Set problem:
Pictures stay out of the copy; restate everything else in the material exactly.

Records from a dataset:

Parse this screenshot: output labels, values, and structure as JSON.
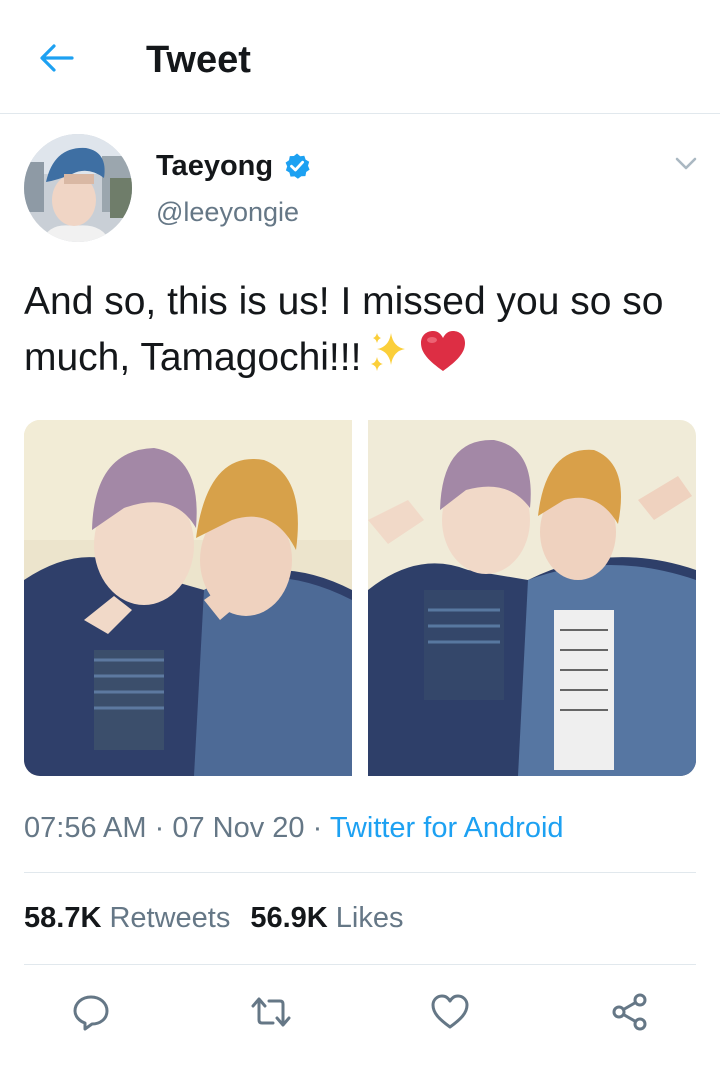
{
  "header": {
    "title": "Tweet",
    "back_icon": "arrow-left-icon"
  },
  "author": {
    "name": "Taeyong",
    "handle": "@leeyongie",
    "verified": true
  },
  "tweet": {
    "text": "And so, this is us! I missed you so so much, Tamagochi!!!",
    "emojis": [
      "sparkles-emoji",
      "red-heart-emoji"
    ],
    "photo_count": 2
  },
  "meta": {
    "time": "07:56 AM",
    "separator": "·",
    "date": "07 Nov 20",
    "source": "Twitter for Android"
  },
  "stats": {
    "retweets_count": "58.7K",
    "retweets_label": "Retweets",
    "likes_count": "56.9K",
    "likes_label": "Likes"
  },
  "actions": [
    "reply-icon",
    "retweet-icon",
    "like-icon",
    "share-icon"
  ],
  "colors": {
    "accent": "#1da1f2",
    "text": "#14171a",
    "secondary": "#657786",
    "divider": "#e1e8ed"
  }
}
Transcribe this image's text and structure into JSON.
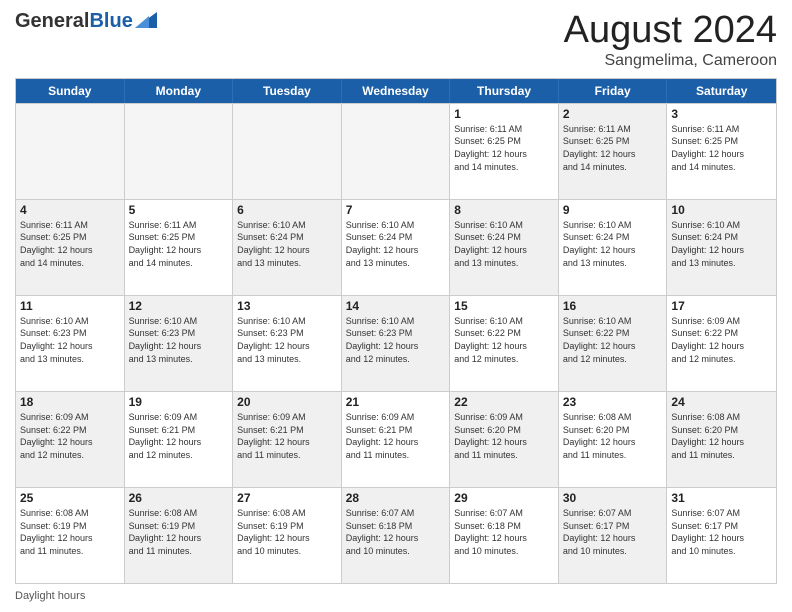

Solution for this problem:
Parse this screenshot: output labels, values, and structure as JSON.
{
  "header": {
    "title": "Tweet",
    "back_icon": "arrow-left-icon"
  },
  "author": {
    "name": "Taeyong",
    "handle": "@leeyongie",
    "verified": true
  },
  "tweet": {
    "text": "And so, this is us! I missed you so so much, Tamagochi!!!",
    "emojis": [
      "sparkles-emoji",
      "red-heart-emoji"
    ],
    "photo_count": 2
  },
  "meta": {
    "time": "07:56 AM",
    "separator": "·",
    "date": "07 Nov 20",
    "source": "Twitter for Android"
  },
  "stats": {
    "retweets_count": "58.7K",
    "retweets_label": "Retweets",
    "likes_count": "56.9K",
    "likes_label": "Likes"
  },
  "actions": [
    "reply-icon",
    "retweet-icon",
    "like-icon",
    "share-icon"
  ],
  "colors": {
    "accent": "#1da1f2",
    "text": "#14171a",
    "secondary": "#657786",
    "divider": "#e1e8ed"
  }
}
Transcribe this image's text and structure into JSON.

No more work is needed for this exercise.